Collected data
_ _ _ _ _ _ _

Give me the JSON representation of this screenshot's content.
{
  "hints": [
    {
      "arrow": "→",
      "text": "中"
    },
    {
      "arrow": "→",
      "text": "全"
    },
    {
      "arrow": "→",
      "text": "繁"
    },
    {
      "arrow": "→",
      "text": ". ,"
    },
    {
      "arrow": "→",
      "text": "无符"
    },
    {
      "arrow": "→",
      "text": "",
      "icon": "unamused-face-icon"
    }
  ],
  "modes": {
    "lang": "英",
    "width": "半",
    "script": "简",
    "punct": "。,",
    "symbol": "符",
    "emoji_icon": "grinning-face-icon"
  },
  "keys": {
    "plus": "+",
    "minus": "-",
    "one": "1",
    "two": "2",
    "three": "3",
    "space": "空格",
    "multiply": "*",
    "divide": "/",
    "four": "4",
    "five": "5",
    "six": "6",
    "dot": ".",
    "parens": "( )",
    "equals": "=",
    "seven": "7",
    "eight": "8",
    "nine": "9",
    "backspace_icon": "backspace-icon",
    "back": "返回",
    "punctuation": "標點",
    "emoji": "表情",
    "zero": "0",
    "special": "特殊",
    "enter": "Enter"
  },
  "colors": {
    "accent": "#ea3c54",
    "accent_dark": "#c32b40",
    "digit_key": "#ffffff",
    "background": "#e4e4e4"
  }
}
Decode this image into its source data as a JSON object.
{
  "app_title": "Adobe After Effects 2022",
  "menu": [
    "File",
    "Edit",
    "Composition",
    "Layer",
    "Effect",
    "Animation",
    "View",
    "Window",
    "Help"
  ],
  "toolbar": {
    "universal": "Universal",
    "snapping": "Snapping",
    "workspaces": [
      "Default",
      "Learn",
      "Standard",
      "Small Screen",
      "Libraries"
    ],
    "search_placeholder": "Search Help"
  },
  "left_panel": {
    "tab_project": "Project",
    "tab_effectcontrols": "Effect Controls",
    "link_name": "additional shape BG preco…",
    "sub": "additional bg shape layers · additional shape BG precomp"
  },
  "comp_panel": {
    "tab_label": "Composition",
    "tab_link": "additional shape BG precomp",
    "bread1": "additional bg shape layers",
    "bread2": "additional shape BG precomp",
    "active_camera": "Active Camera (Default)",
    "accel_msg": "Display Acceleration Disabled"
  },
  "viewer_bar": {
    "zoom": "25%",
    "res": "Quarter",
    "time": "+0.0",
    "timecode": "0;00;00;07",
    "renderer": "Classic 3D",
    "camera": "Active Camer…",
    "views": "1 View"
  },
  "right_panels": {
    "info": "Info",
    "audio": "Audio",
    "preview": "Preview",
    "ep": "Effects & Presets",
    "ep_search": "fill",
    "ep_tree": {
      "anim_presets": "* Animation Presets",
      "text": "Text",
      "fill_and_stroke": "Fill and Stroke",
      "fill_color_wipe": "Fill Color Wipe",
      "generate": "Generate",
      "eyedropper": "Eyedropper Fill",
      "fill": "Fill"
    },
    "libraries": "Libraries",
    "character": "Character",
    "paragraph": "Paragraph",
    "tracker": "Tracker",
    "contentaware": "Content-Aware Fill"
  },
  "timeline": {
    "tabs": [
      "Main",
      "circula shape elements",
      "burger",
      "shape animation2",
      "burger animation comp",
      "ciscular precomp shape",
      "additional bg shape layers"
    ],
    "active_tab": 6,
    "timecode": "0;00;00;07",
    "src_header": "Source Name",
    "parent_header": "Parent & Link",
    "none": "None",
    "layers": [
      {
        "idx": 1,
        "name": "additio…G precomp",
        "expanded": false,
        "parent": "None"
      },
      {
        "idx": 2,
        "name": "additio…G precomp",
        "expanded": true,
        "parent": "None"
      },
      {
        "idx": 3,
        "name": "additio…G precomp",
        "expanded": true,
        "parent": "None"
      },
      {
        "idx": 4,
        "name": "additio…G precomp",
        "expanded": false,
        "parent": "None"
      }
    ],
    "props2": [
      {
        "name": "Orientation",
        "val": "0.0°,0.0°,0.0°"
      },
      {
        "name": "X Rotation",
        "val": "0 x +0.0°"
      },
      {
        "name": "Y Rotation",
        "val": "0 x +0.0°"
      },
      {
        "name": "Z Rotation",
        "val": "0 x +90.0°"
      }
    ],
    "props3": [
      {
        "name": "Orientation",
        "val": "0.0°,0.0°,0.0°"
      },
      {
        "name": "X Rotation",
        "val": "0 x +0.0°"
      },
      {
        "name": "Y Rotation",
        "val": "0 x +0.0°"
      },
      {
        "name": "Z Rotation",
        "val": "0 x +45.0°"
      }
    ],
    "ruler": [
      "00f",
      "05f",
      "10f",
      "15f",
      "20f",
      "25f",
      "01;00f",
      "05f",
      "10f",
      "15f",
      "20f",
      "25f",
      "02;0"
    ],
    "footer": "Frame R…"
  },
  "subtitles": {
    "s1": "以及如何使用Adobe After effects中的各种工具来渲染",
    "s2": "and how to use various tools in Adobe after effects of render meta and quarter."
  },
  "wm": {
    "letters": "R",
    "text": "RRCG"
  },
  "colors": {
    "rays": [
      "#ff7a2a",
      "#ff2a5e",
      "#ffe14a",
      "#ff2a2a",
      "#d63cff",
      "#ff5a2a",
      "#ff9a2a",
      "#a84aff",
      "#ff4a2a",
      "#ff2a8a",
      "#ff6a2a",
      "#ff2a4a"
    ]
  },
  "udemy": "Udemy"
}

_ _ _ _ _ _ _

- Given task
Provide an exact reproduction of all the entries shown above.

- Expected answer
Give me the JSON representation of this screenshot's content.
{
  "hints": [
    {
      "arrow": "→",
      "text": "中"
    },
    {
      "arrow": "→",
      "text": "全"
    },
    {
      "arrow": "→",
      "text": "繁"
    },
    {
      "arrow": "→",
      "text": ". ,"
    },
    {
      "arrow": "→",
      "text": "无符"
    },
    {
      "arrow": "→",
      "text": "",
      "icon": "unamused-face-icon"
    }
  ],
  "modes": {
    "lang": "英",
    "width": "半",
    "script": "简",
    "punct": "。,",
    "symbol": "符",
    "emoji_icon": "grinning-face-icon"
  },
  "keys": {
    "plus": "+",
    "minus": "-",
    "one": "1",
    "two": "2",
    "three": "3",
    "space": "空格",
    "multiply": "*",
    "divide": "/",
    "four": "4",
    "five": "5",
    "six": "6",
    "dot": ".",
    "parens": "( )",
    "equals": "=",
    "seven": "7",
    "eight": "8",
    "nine": "9",
    "backspace_icon": "backspace-icon",
    "back": "返回",
    "punctuation": "標點",
    "emoji": "表情",
    "zero": "0",
    "special": "特殊",
    "enter": "Enter"
  },
  "colors": {
    "accent": "#ea3c54",
    "accent_dark": "#c32b40",
    "digit_key": "#ffffff",
    "background": "#e4e4e4"
  }
}
Decode this image into its source data as a JSON object.
{
  "app_title": "Adobe After Effects 2022",
  "menu": [
    "File",
    "Edit",
    "Composition",
    "Layer",
    "Effect",
    "Animation",
    "View",
    "Window",
    "Help"
  ],
  "toolbar": {
    "universal": "Universal",
    "snapping": "Snapping",
    "workspaces": [
      "Default",
      "Learn",
      "Standard",
      "Small Screen",
      "Libraries"
    ],
    "search_placeholder": "Search Help"
  },
  "left_panel": {
    "tab_project": "Project",
    "tab_effectcontrols": "Effect Controls",
    "link_name": "additional shape BG preco…",
    "sub": "additional bg shape layers · additional shape BG precomp"
  },
  "comp_panel": {
    "tab_label": "Composition",
    "tab_link": "additional shape BG precomp",
    "bread1": "additional bg shape layers",
    "bread2": "additional shape BG precomp",
    "active_camera": "Active Camera (Default)",
    "accel_msg": "Display Acceleration Disabled"
  },
  "viewer_bar": {
    "zoom": "25%",
    "res": "Quarter",
    "time": "+0.0",
    "timecode": "0;00;00;07",
    "renderer": "Classic 3D",
    "camera": "Active Camer…",
    "views": "1 View"
  },
  "right_panels": {
    "info": "Info",
    "audio": "Audio",
    "preview": "Preview",
    "ep": "Effects & Presets",
    "ep_search": "fill",
    "ep_tree": {
      "anim_presets": "* Animation Presets",
      "text": "Text",
      "fill_and_stroke": "Fill and Stroke",
      "fill_color_wipe": "Fill Color Wipe",
      "generate": "Generate",
      "eyedropper": "Eyedropper Fill",
      "fill": "Fill"
    },
    "libraries": "Libraries",
    "character": "Character",
    "paragraph": "Paragraph",
    "tracker": "Tracker",
    "contentaware": "Content-Aware Fill"
  },
  "timeline": {
    "tabs": [
      "Main",
      "circula shape elements",
      "burger",
      "shape animation2",
      "burger animation comp",
      "ciscular precomp shape",
      "additional bg shape layers"
    ],
    "active_tab": 6,
    "timecode": "0;00;00;07",
    "src_header": "Source Name",
    "parent_header": "Parent & Link",
    "none": "None",
    "layers": [
      {
        "idx": 1,
        "name": "additio…G precomp",
        "expanded": false,
        "parent": "None"
      },
      {
        "idx": 2,
        "name": "additio…G precomp",
        "expanded": true,
        "parent": "None"
      },
      {
        "idx": 3,
        "name": "additio…G precomp",
        "expanded": true,
        "parent": "None"
      },
      {
        "idx": 4,
        "name": "additio…G precomp",
        "expanded": false,
        "parent": "None"
      }
    ],
    "props2": [
      {
        "name": "Orientation",
        "val": "0.0°,0.0°,0.0°"
      },
      {
        "name": "X Rotation",
        "val": "0 x +0.0°"
      },
      {
        "name": "Y Rotation",
        "val": "0 x +0.0°"
      },
      {
        "name": "Z Rotation",
        "val": "0 x +90.0°"
      }
    ],
    "props3": [
      {
        "name": "Orientation",
        "val": "0.0°,0.0°,0.0°"
      },
      {
        "name": "X Rotation",
        "val": "0 x +0.0°"
      },
      {
        "name": "Y Rotation",
        "val": "0 x +0.0°"
      },
      {
        "name": "Z Rotation",
        "val": "0 x +45.0°"
      }
    ],
    "ruler": [
      "00f",
      "05f",
      "10f",
      "15f",
      "20f",
      "25f",
      "01;00f",
      "05f",
      "10f",
      "15f",
      "20f",
      "25f",
      "02;0"
    ],
    "footer": "Frame R…"
  },
  "subtitles": {
    "s1": "以及如何使用Adobe After effects中的各种工具来渲染",
    "s2": "and how to use various tools in Adobe after effects of render meta and quarter."
  },
  "wm": {
    "letters": "R",
    "text": "RRCG"
  },
  "colors": {
    "rays": [
      "#ff7a2a",
      "#ff2a5e",
      "#ffe14a",
      "#ff2a2a",
      "#d63cff",
      "#ff5a2a",
      "#ff9a2a",
      "#a84aff",
      "#ff4a2a",
      "#ff2a8a",
      "#ff6a2a",
      "#ff2a4a"
    ]
  },
  "udemy": "Udemy"
}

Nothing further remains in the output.